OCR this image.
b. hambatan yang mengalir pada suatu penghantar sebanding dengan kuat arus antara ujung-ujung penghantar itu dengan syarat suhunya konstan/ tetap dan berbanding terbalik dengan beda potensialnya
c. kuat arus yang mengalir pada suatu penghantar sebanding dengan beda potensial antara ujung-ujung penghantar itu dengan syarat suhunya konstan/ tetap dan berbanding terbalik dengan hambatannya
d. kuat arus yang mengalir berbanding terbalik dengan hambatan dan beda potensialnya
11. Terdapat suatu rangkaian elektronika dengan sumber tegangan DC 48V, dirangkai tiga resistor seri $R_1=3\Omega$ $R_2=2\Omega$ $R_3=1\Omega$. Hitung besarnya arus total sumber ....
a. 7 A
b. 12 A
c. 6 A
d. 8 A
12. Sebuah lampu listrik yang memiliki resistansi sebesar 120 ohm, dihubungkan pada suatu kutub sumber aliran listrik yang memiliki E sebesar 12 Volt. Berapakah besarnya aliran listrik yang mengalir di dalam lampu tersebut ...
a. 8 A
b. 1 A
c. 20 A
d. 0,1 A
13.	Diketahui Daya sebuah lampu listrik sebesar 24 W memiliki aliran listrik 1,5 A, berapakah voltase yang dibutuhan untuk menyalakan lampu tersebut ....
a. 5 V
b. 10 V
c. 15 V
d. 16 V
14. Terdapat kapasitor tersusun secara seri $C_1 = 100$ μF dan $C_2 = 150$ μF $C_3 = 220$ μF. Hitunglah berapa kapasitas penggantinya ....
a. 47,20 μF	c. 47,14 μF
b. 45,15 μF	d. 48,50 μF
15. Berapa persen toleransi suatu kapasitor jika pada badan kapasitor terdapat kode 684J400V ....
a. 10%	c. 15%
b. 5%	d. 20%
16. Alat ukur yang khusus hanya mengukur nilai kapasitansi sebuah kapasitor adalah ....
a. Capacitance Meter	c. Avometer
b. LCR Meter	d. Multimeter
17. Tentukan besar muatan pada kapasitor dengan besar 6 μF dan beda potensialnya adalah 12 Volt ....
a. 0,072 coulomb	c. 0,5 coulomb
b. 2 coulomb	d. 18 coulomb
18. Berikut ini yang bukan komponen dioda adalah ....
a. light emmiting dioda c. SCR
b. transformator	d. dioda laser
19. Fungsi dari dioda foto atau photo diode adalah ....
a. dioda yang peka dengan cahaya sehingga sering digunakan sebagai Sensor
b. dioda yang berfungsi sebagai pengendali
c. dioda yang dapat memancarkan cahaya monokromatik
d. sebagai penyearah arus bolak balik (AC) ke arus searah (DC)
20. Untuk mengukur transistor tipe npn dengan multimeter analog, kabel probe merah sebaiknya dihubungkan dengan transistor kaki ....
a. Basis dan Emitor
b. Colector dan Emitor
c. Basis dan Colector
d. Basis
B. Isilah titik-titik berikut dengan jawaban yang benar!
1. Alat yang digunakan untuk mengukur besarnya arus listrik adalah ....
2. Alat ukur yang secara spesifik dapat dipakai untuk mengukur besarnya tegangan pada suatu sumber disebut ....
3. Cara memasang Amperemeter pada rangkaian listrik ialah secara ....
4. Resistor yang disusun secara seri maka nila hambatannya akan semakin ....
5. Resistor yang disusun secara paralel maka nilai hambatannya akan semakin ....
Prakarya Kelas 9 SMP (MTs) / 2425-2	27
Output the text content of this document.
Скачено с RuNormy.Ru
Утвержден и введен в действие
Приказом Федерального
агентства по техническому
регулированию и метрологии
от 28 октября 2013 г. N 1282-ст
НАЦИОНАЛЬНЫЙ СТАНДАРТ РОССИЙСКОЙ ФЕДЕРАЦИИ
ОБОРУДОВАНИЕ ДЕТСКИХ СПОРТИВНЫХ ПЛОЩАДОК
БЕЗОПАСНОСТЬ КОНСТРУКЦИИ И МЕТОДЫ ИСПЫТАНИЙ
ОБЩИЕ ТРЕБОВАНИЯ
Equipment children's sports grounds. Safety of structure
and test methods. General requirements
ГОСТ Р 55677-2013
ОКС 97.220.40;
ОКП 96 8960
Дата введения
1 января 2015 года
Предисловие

- [WRITTEN REQUEST]
Please repeat the listing above in full and exactly.

- [ANSWER TO THIS TASK]
OCR this image.
b. hambatan yang mengalir pada suatu penghantar sebanding dengan kuat arus antara ujung-ujung penghantar itu dengan syarat suhunya konstan/ tetap dan berbanding terbalik dengan beda potensialnya
c. kuat arus yang mengalir pada suatu penghantar sebanding dengan beda potensial antara ujung-ujung penghantar itu dengan syarat suhunya konstan/ tetap dan berbanding terbalik dengan hambatannya
d. kuat arus yang mengalir berbanding terbalik dengan hambatan dan beda potensialnya
11. Terdapat suatu rangkaian elektronika dengan sumber tegangan DC 48V, dirangkai tiga resistor seri $R_1=3\Omega$ $R_2=2\Omega$ $R_3=1\Omega$. Hitung besarnya arus total sumber ....
a. 7 A
b. 12 A
c. 6 A
d. 8 A
12. Sebuah lampu listrik yang memiliki resistansi sebesar 120 ohm, dihubungkan pada suatu kutub sumber aliran listrik yang memiliki E sebesar 12 Volt. Berapakah besarnya aliran listrik yang mengalir di dalam lampu tersebut ...
a. 8 A
b. 1 A
c. 20 A
d. 0,1 A
13.	Diketahui Daya sebuah lampu listrik sebesar 24 W memiliki aliran listrik 1,5 A, berapakah voltase yang dibutuhan untuk menyalakan lampu tersebut ....
a. 5 V
b. 10 V
c. 15 V
d. 16 V
14. Terdapat kapasitor tersusun secara seri $C_1 = 100$ μF dan $C_2 = 150$ μF $C_3 = 220$ μF. Hitunglah berapa kapasitas penggantinya ....
a. 47,20 μF	c. 47,14 μF
b. 45,15 μF	d. 48,50 μF
15. Berapa persen toleransi suatu kapasitor jika pada badan kapasitor terdapat kode 684J400V ....
a. 10%	c. 15%
b. 5%	d. 20%
16. Alat ukur yang khusus hanya mengukur nilai kapasitansi sebuah kapasitor adalah ....
a. Capacitance Meter	c. Avometer
b. LCR Meter	d. Multimeter
17. Tentukan besar muatan pada kapasitor dengan besar 6 μF dan beda potensialnya adalah 12 Volt ....
a. 0,072 coulomb	c. 0,5 coulomb
b. 2 coulomb	d. 18 coulomb
18. Berikut ini yang bukan komponen dioda adalah ....
a. light emmiting dioda c. SCR
b. transformator	d. dioda laser
19. Fungsi dari dioda foto atau photo diode adalah ....
a. dioda yang peka dengan cahaya sehingga sering digunakan sebagai Sensor
b. dioda yang berfungsi sebagai pengendali
c. dioda yang dapat memancarkan cahaya monokromatik
d. sebagai penyearah arus bolak balik (AC) ke arus searah (DC)
20. Untuk mengukur transistor tipe npn dengan multimeter analog, kabel probe merah sebaiknya dihubungkan dengan transistor kaki ....
a. Basis dan Emitor
b. Colector dan Emitor
c. Basis dan Colector
d. Basis
B. Isilah titik-titik berikut dengan jawaban yang benar!
1. Alat yang digunakan untuk mengukur besarnya arus listrik adalah ....
2. Alat ukur yang secara spesifik dapat dipakai untuk mengukur besarnya tegangan pada suatu sumber disebut ....
3. Cara memasang Amperemeter pada rangkaian listrik ialah secara ....
4. Resistor yang disusun secara seri maka nila hambatannya akan semakin ....
5. Resistor yang disusun secara paralel maka nilai hambatannya akan semakin ....
Prakarya Kelas 9 SMP (MTs) / 2425-2	27
Output the text content of this document.
Скачено с RuNormy.Ru
Утвержден и введен в действие
Приказом Федерального
агентства по техническому
регулированию и метрологии
от 28 октября 2013 г. N 1282-ст
НАЦИОНАЛЬНЫЙ СТАНДАРТ РОССИЙСКОЙ ФЕДЕРАЦИИ
ОБОРУДОВАНИЕ ДЕТСКИХ СПОРТИВНЫХ ПЛОЩАДОК
БЕЗОПАСНОСТЬ КОНСТРУКЦИИ И МЕТОДЫ ИСПЫТАНИЙ
ОБЩИЕ ТРЕБОВАНИЯ
Equipment children's sports grounds. Safety of structure
and test methods. General requirements
ГОСТ Р 55677-2013
ОКС 97.220.40;
ОКП 96 8960
Дата введения
1 января 2015 года
Предисловие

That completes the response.